▸ STATED PROBLEM:
Restate, word for word, every line of the data.

Figure dataset records:
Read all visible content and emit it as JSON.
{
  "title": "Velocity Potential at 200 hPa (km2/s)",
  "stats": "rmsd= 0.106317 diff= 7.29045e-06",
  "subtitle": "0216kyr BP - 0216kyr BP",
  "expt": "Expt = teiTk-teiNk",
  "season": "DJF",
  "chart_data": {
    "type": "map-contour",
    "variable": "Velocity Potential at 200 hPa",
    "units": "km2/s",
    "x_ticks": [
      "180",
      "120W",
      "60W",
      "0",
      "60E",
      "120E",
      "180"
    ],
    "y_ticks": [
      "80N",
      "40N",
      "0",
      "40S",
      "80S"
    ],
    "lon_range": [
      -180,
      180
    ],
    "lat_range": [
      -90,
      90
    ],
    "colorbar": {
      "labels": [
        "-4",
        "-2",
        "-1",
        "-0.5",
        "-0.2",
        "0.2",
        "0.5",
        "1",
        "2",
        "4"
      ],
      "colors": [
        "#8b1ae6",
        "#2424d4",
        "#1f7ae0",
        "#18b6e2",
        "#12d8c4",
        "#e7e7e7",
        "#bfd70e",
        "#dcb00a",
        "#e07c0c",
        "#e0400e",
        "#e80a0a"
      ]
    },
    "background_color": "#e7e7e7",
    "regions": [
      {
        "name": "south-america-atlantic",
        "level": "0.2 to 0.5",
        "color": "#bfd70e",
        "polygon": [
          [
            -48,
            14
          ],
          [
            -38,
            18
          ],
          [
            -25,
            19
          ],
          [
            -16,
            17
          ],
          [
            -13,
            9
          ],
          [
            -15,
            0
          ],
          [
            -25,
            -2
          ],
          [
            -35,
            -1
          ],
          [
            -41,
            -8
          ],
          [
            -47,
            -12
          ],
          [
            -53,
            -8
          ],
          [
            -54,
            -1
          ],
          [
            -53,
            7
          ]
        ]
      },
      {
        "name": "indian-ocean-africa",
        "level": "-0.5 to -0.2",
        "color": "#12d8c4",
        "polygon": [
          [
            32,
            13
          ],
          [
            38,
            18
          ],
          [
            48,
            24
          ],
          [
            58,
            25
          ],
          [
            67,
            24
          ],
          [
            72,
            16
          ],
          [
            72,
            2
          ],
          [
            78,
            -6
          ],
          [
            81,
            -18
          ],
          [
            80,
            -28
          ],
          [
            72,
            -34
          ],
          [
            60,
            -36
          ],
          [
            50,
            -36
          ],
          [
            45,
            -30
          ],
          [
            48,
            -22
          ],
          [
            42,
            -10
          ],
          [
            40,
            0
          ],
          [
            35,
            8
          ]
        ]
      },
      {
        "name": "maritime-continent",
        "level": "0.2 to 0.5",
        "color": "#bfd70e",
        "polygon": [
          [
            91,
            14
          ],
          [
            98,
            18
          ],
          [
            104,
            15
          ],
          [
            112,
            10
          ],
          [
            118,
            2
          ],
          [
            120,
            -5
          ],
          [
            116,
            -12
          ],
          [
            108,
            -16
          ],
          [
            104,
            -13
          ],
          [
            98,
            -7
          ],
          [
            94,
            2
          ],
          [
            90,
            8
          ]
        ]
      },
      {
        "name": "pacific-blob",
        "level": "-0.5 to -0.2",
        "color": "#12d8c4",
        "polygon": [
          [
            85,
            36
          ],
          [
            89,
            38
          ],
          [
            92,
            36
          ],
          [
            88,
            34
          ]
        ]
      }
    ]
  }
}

▸ WORKED ANSWER:
Read all visible content and emit it as JSON.
{
  "title": "Velocity Potential at 200 hPa (km2/s)",
  "stats": "rmsd= 0.106317 diff= 7.29045e-06",
  "subtitle": "0216kyr BP - 0216kyr BP",
  "expt": "Expt = teiTk-teiNk",
  "season": "DJF",
  "chart_data": {
    "type": "map-contour",
    "variable": "Velocity Potential at 200 hPa",
    "units": "km2/s",
    "x_ticks": [
      "180",
      "120W",
      "60W",
      "0",
      "60E",
      "120E",
      "180"
    ],
    "y_ticks": [
      "80N",
      "40N",
      "0",
      "40S",
      "80S"
    ],
    "lon_range": [
      -180,
      180
    ],
    "lat_range": [
      -90,
      90
    ],
    "colorbar": {
      "labels": [
        "-4",
        "-2",
        "-1",
        "-0.5",
        "-0.2",
        "0.2",
        "0.5",
        "1",
        "2",
        "4"
      ],
      "colors": [
        "#8b1ae6",
        "#2424d4",
        "#1f7ae0",
        "#18b6e2",
        "#12d8c4",
        "#e7e7e7",
        "#bfd70e",
        "#dcb00a",
        "#e07c0c",
        "#e0400e",
        "#e80a0a"
      ]
    },
    "background_color": "#e7e7e7",
    "regions": [
      {
        "name": "south-america-atlantic",
        "level": "0.2 to 0.5",
        "color": "#bfd70e",
        "polygon": [
          [
            -48,
            14
          ],
          [
            -38,
            18
          ],
          [
            -25,
            19
          ],
          [
            -16,
            17
          ],
          [
            -13,
            9
          ],
          [
            -15,
            0
          ],
          [
            -25,
            -2
          ],
          [
            -35,
            -1
          ],
          [
            -41,
            -8
          ],
          [
            -47,
            -12
          ],
          [
            -53,
            -8
          ],
          [
            -54,
            -1
          ],
          [
            -53,
            7
          ]
        ]
      },
      {
        "name": "indian-ocean-africa",
        "level": "-0.5 to -0.2",
        "color": "#12d8c4",
        "polygon": [
          [
            32,
            13
          ],
          [
            38,
            18
          ],
          [
            48,
            24
          ],
          [
            58,
            25
          ],
          [
            67,
            24
          ],
          [
            72,
            16
          ],
          [
            72,
            2
          ],
          [
            78,
            -6
          ],
          [
            81,
            -18
          ],
          [
            80,
            -28
          ],
          [
            72,
            -34
          ],
          [
            60,
            -36
          ],
          [
            50,
            -36
          ],
          [
            45,
            -30
          ],
          [
            48,
            -22
          ],
          [
            42,
            -10
          ],
          [
            40,
            0
          ],
          [
            35,
            8
          ]
        ]
      },
      {
        "name": "maritime-continent",
        "level": "0.2 to 0.5",
        "color": "#bfd70e",
        "polygon": [
          [
            91,
            14
          ],
          [
            98,
            18
          ],
          [
            104,
            15
          ],
          [
            112,
            10
          ],
          [
            118,
            2
          ],
          [
            120,
            -5
          ],
          [
            116,
            -12
          ],
          [
            108,
            -16
          ],
          [
            104,
            -13
          ],
          [
            98,
            -7
          ],
          [
            94,
            2
          ],
          [
            90,
            8
          ]
        ]
      },
      {
        "name": "pacific-blob",
        "level": "-0.5 to -0.2",
        "color": "#12d8c4",
        "polygon": [
          [
            85,
            36
          ],
          [
            89,
            38
          ],
          [
            92,
            36
          ],
          [
            88,
            34
          ]
        ]
      }
    ]
  }
}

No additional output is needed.